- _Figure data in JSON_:
* * *
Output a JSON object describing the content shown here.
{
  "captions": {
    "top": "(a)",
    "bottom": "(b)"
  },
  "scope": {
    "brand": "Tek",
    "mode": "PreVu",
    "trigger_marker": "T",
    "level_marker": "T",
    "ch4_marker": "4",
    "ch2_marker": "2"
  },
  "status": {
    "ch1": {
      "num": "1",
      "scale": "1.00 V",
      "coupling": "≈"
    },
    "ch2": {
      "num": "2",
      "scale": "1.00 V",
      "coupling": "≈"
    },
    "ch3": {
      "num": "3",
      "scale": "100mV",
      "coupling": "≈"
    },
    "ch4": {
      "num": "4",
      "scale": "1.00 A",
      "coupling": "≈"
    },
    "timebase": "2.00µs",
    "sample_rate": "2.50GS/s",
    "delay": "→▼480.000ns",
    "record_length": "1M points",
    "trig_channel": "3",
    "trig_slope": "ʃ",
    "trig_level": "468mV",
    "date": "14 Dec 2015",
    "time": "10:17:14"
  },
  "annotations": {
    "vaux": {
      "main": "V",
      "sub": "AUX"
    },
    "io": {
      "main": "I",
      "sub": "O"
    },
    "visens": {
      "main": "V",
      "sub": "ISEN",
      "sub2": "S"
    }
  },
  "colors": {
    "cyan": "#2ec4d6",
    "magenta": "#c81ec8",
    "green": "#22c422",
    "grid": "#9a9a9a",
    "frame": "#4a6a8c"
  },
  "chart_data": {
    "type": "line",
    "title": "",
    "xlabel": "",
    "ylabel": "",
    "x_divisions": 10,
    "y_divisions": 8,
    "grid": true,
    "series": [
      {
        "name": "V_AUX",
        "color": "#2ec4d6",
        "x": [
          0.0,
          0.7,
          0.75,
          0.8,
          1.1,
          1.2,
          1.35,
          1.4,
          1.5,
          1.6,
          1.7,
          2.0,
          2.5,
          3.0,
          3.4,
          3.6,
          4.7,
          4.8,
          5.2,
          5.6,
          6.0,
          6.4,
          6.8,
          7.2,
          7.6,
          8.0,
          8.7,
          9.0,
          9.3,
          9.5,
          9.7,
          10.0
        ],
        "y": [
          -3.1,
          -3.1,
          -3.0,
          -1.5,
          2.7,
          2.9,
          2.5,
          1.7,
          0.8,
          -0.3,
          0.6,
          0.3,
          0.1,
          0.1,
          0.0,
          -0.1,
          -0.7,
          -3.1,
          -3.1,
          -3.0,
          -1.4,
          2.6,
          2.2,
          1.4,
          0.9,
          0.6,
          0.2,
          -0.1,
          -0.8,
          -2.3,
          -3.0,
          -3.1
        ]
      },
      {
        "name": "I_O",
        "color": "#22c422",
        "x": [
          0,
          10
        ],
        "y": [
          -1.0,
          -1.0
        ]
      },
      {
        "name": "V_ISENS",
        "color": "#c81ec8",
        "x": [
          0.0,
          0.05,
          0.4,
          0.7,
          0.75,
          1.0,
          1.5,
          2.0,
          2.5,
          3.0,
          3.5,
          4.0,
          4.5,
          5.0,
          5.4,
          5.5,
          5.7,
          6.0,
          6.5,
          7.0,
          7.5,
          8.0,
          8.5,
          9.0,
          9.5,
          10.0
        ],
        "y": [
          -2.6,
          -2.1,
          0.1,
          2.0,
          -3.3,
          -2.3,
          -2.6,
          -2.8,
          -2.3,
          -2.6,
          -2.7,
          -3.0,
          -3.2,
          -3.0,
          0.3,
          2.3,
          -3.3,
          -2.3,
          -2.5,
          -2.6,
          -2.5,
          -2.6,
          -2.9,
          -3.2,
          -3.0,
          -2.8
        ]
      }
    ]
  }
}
* * *
- _Problem requirements_: Return all of the data word for word.

- _Output for this task_:
Output a JSON object describing the content shown here.
{
  "captions": {
    "top": "(a)",
    "bottom": "(b)"
  },
  "scope": {
    "brand": "Tek",
    "mode": "PreVu",
    "trigger_marker": "T",
    "level_marker": "T",
    "ch4_marker": "4",
    "ch2_marker": "2"
  },
  "status": {
    "ch1": {
      "num": "1",
      "scale": "1.00 V",
      "coupling": "≈"
    },
    "ch2": {
      "num": "2",
      "scale": "1.00 V",
      "coupling": "≈"
    },
    "ch3": {
      "num": "3",
      "scale": "100mV",
      "coupling": "≈"
    },
    "ch4": {
      "num": "4",
      "scale": "1.00 A",
      "coupling": "≈"
    },
    "timebase": "2.00µs",
    "sample_rate": "2.50GS/s",
    "delay": "→▼480.000ns",
    "record_length": "1M points",
    "trig_channel": "3",
    "trig_slope": "ʃ",
    "trig_level": "468mV",
    "date": "14 Dec 2015",
    "time": "10:17:14"
  },
  "annotations": {
    "vaux": {
      "main": "V",
      "sub": "AUX"
    },
    "io": {
      "main": "I",
      "sub": "O"
    },
    "visens": {
      "main": "V",
      "sub": "ISEN",
      "sub2": "S"
    }
  },
  "colors": {
    "cyan": "#2ec4d6",
    "magenta": "#c81ec8",
    "green": "#22c422",
    "grid": "#9a9a9a",
    "frame": "#4a6a8c"
  },
  "chart_data": {
    "type": "line",
    "title": "",
    "xlabel": "",
    "ylabel": "",
    "x_divisions": 10,
    "y_divisions": 8,
    "grid": true,
    "series": [
      {
        "name": "V_AUX",
        "color": "#2ec4d6",
        "x": [
          0.0,
          0.7,
          0.75,
          0.8,
          1.1,
          1.2,
          1.35,
          1.4,
          1.5,
          1.6,
          1.7,
          2.0,
          2.5,
          3.0,
          3.4,
          3.6,
          4.7,
          4.8,
          5.2,
          5.6,
          6.0,
          6.4,
          6.8,
          7.2,
          7.6,
          8.0,
          8.7,
          9.0,
          9.3,
          9.5,
          9.7,
          10.0
        ],
        "y": [
          -3.1,
          -3.1,
          -3.0,
          -1.5,
          2.7,
          2.9,
          2.5,
          1.7,
          0.8,
          -0.3,
          0.6,
          0.3,
          0.1,
          0.1,
          0.0,
          -0.1,
          -0.7,
          -3.1,
          -3.1,
          -3.0,
          -1.4,
          2.6,
          2.2,
          1.4,
          0.9,
          0.6,
          0.2,
          -0.1,
          -0.8,
          -2.3,
          -3.0,
          -3.1
        ]
      },
      {
        "name": "I_O",
        "color": "#22c422",
        "x": [
          0,
          10
        ],
        "y": [
          -1.0,
          -1.0
        ]
      },
      {
        "name": "V_ISENS",
        "color": "#c81ec8",
        "x": [
          0.0,
          0.05,
          0.4,
          0.7,
          0.75,
          1.0,
          1.5,
          2.0,
          2.5,
          3.0,
          3.5,
          4.0,
          4.5,
          5.0,
          5.4,
          5.5,
          5.7,
          6.0,
          6.5,
          7.0,
          7.5,
          8.0,
          8.5,
          9.0,
          9.5,
          10.0
        ],
        "y": [
          -2.6,
          -2.1,
          0.1,
          2.0,
          -3.3,
          -2.3,
          -2.6,
          -2.8,
          -2.3,
          -2.6,
          -2.7,
          -3.0,
          -3.2,
          -3.0,
          0.3,
          2.3,
          -3.3,
          -2.3,
          -2.5,
          -2.6,
          -2.5,
          -2.6,
          -2.9,
          -3.2,
          -3.0,
          -2.8
        ]
      }
    ]
  }
}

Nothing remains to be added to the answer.